The exercise -
Your task is to quote the material that follows, in full and exactly.

— Start of Provided data —

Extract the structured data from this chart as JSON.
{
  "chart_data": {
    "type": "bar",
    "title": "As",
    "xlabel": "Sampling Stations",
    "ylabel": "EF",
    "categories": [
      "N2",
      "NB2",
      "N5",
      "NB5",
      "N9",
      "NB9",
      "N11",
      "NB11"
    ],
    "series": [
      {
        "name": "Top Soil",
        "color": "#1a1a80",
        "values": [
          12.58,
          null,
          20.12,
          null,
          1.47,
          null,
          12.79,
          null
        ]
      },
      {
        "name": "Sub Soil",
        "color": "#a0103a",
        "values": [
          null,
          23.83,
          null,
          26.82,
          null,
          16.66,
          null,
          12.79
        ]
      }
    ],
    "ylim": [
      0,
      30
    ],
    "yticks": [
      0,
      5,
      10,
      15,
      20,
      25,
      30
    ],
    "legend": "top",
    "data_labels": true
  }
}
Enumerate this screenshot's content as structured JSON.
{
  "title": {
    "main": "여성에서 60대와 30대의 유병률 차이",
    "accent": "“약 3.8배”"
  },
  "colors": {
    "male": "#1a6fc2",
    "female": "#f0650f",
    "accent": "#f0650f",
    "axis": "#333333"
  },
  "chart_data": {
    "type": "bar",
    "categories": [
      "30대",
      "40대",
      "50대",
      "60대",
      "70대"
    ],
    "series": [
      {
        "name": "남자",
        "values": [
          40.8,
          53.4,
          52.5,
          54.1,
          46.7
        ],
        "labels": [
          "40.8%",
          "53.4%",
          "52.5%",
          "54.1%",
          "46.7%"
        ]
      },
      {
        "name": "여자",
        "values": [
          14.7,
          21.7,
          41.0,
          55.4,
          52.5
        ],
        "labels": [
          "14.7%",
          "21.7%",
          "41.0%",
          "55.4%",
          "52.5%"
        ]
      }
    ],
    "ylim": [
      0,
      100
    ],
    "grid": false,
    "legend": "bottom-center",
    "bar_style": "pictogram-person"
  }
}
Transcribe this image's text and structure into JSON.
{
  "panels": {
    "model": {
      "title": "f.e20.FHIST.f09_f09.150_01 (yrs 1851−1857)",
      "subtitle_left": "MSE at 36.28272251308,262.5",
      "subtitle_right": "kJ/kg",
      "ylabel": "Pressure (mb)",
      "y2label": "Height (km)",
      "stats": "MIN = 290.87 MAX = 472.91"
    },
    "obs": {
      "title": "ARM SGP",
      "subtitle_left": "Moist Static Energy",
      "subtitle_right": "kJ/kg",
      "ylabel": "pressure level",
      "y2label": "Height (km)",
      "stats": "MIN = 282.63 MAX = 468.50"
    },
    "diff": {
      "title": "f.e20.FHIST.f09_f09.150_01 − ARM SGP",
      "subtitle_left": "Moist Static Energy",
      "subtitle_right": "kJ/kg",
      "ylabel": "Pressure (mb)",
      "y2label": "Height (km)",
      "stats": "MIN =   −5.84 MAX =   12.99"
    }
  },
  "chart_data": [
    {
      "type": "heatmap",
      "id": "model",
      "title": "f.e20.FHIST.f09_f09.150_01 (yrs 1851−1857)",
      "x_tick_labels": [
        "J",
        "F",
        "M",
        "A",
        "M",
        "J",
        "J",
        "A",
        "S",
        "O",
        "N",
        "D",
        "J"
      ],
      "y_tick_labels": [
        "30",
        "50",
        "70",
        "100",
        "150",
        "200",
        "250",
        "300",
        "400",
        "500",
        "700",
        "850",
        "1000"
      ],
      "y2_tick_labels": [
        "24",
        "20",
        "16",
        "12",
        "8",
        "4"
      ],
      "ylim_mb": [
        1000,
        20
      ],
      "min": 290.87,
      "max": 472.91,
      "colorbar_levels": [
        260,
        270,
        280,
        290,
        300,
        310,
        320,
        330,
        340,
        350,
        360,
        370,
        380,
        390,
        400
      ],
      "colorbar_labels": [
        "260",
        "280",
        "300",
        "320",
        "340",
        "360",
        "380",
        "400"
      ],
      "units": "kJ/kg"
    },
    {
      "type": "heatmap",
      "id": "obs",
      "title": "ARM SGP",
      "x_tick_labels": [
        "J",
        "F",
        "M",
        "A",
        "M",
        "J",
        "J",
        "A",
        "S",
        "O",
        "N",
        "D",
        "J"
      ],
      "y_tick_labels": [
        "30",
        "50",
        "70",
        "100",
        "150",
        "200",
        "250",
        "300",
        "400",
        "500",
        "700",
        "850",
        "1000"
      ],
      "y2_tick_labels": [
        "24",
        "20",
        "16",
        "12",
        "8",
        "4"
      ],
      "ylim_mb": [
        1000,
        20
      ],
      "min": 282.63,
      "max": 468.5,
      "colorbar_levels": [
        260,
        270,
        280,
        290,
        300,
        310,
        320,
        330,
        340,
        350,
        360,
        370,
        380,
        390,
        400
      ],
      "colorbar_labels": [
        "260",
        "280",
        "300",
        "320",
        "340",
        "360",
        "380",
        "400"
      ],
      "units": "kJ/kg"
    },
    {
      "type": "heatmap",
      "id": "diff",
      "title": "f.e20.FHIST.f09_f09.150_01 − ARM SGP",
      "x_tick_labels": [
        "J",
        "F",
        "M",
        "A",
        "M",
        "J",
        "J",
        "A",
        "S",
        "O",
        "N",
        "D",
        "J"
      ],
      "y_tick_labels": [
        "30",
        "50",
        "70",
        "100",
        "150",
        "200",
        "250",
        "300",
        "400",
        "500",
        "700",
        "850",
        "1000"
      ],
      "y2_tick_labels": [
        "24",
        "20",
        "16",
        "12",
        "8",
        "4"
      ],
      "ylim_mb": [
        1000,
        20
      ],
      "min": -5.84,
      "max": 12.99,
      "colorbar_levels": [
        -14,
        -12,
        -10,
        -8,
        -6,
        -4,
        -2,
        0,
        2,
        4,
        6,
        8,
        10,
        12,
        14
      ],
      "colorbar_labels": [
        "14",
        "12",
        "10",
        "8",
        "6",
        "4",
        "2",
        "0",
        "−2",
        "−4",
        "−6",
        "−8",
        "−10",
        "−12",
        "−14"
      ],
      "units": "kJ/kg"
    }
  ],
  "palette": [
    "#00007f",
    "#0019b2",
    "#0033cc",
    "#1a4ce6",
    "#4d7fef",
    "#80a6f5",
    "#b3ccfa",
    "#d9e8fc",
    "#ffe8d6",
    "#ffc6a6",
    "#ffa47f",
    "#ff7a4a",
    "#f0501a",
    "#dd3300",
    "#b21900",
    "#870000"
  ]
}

— End of Provided data —

Reply -
Extract the structured data from this chart as JSON.
{
  "chart_data": {
    "type": "bar",
    "title": "As",
    "xlabel": "Sampling Stations",
    "ylabel": "EF",
    "categories": [
      "N2",
      "NB2",
      "N5",
      "NB5",
      "N9",
      "NB9",
      "N11",
      "NB11"
    ],
    "series": [
      {
        "name": "Top Soil",
        "color": "#1a1a80",
        "values": [
          12.58,
          null,
          20.12,
          null,
          1.47,
          null,
          12.79,
          null
        ]
      },
      {
        "name": "Sub Soil",
        "color": "#a0103a",
        "values": [
          null,
          23.83,
          null,
          26.82,
          null,
          16.66,
          null,
          12.79
        ]
      }
    ],
    "ylim": [
      0,
      30
    ],
    "yticks": [
      0,
      5,
      10,
      15,
      20,
      25,
      30
    ],
    "legend": "top",
    "data_labels": true
  }
}
Enumerate this screenshot's content as structured JSON.
{
  "title": {
    "main": "여성에서 60대와 30대의 유병률 차이",
    "accent": "“약 3.8배”"
  },
  "colors": {
    "male": "#1a6fc2",
    "female": "#f0650f",
    "accent": "#f0650f",
    "axis": "#333333"
  },
  "chart_data": {
    "type": "bar",
    "categories": [
      "30대",
      "40대",
      "50대",
      "60대",
      "70대"
    ],
    "series": [
      {
        "name": "남자",
        "values": [
          40.8,
          53.4,
          52.5,
          54.1,
          46.7
        ],
        "labels": [
          "40.8%",
          "53.4%",
          "52.5%",
          "54.1%",
          "46.7%"
        ]
      },
      {
        "name": "여자",
        "values": [
          14.7,
          21.7,
          41.0,
          55.4,
          52.5
        ],
        "labels": [
          "14.7%",
          "21.7%",
          "41.0%",
          "55.4%",
          "52.5%"
        ]
      }
    ],
    "ylim": [
      0,
      100
    ],
    "grid": false,
    "legend": "bottom-center",
    "bar_style": "pictogram-person"
  }
}
Transcribe this image's text and structure into JSON.
{
  "panels": {
    "model": {
      "title": "f.e20.FHIST.f09_f09.150_01 (yrs 1851−1857)",
      "subtitle_left": "MSE at 36.28272251308,262.5",
      "subtitle_right": "kJ/kg",
      "ylabel": "Pressure (mb)",
      "y2label": "Height (km)",
      "stats": "MIN = 290.87 MAX = 472.91"
    },
    "obs": {
      "title": "ARM SGP",
      "subtitle_left": "Moist Static Energy",
      "subtitle_right": "kJ/kg",
      "ylabel": "pressure level",
      "y2label": "Height (km)",
      "stats": "MIN = 282.63 MAX = 468.50"
    },
    "diff": {
      "title": "f.e20.FHIST.f09_f09.150_01 − ARM SGP",
      "subtitle_left": "Moist Static Energy",
      "subtitle_right": "kJ/kg",
      "ylabel": "Pressure (mb)",
      "y2label": "Height (km)",
      "stats": "MIN =   −5.84 MAX =   12.99"
    }
  },
  "chart_data": [
    {
      "type": "heatmap",
      "id": "model",
      "title": "f.e20.FHIST.f09_f09.150_01 (yrs 1851−1857)",
      "x_tick_labels": [
        "J",
        "F",
        "M",
        "A",
        "M",
        "J",
        "J",
        "A",
        "S",
        "O",
        "N",
        "D",
        "J"
      ],
      "y_tick_labels": [
        "30",
        "50",
        "70",
        "100",
        "150",
        "200",
        "250",
        "300",
        "400",
        "500",
        "700",
        "850",
        "1000"
      ],
      "y2_tick_labels": [
        "24",
        "20",
        "16",
        "12",
        "8",
        "4"
      ],
      "ylim_mb": [
        1000,
        20
      ],
      "min": 290.87,
      "max": 472.91,
      "colorbar_levels": [
        260,
        270,
        280,
        290,
        300,
        310,
        320,
        330,
        340,
        350,
        360,
        370,
        380,
        390,
        400
      ],
      "colorbar_labels": [
        "260",
        "280",
        "300",
        "320",
        "340",
        "360",
        "380",
        "400"
      ],
      "units": "kJ/kg"
    },
    {
      "type": "heatmap",
      "id": "obs",
      "title": "ARM SGP",
      "x_tick_labels": [
        "J",
        "F",
        "M",
        "A",
        "M",
        "J",
        "J",
        "A",
        "S",
        "O",
        "N",
        "D",
        "J"
      ],
      "y_tick_labels": [
        "30",
        "50",
        "70",
        "100",
        "150",
        "200",
        "250",
        "300",
        "400",
        "500",
        "700",
        "850",
        "1000"
      ],
      "y2_tick_labels": [
        "24",
        "20",
        "16",
        "12",
        "8",
        "4"
      ],
      "ylim_mb": [
        1000,
        20
      ],
      "min": 282.63,
      "max": 468.5,
      "colorbar_levels": [
        260,
        270,
        280,
        290,
        300,
        310,
        320,
        330,
        340,
        350,
        360,
        370,
        380,
        390,
        400
      ],
      "colorbar_labels": [
        "260",
        "280",
        "300",
        "320",
        "340",
        "360",
        "380",
        "400"
      ],
      "units": "kJ/kg"
    },
    {
      "type": "heatmap",
      "id": "diff",
      "title": "f.e20.FHIST.f09_f09.150_01 − ARM SGP",
      "x_tick_labels": [
        "J",
        "F",
        "M",
        "A",
        "M",
        "J",
        "J",
        "A",
        "S",
        "O",
        "N",
        "D",
        "J"
      ],
      "y_tick_labels": [
        "30",
        "50",
        "70",
        "100",
        "150",
        "200",
        "250",
        "300",
        "400",
        "500",
        "700",
        "850",
        "1000"
      ],
      "y2_tick_labels": [
        "24",
        "20",
        "16",
        "12",
        "8",
        "4"
      ],
      "ylim_mb": [
        1000,
        20
      ],
      "min": -5.84,
      "max": 12.99,
      "colorbar_levels": [
        -14,
        -12,
        -10,
        -8,
        -6,
        -4,
        -2,
        0,
        2,
        4,
        6,
        8,
        10,
        12,
        14
      ],
      "colorbar_labels": [
        "14",
        "12",
        "10",
        "8",
        "6",
        "4",
        "2",
        "0",
        "−2",
        "−4",
        "−6",
        "−8",
        "−10",
        "−12",
        "−14"
      ],
      "units": "kJ/kg"
    }
  ],
  "palette": [
    "#00007f",
    "#0019b2",
    "#0033cc",
    "#1a4ce6",
    "#4d7fef",
    "#80a6f5",
    "#b3ccfa",
    "#d9e8fc",
    "#ffe8d6",
    "#ffc6a6",
    "#ffa47f",
    "#ff7a4a",
    "#f0501a",
    "#dd3300",
    "#b21900",
    "#870000"
  ]
}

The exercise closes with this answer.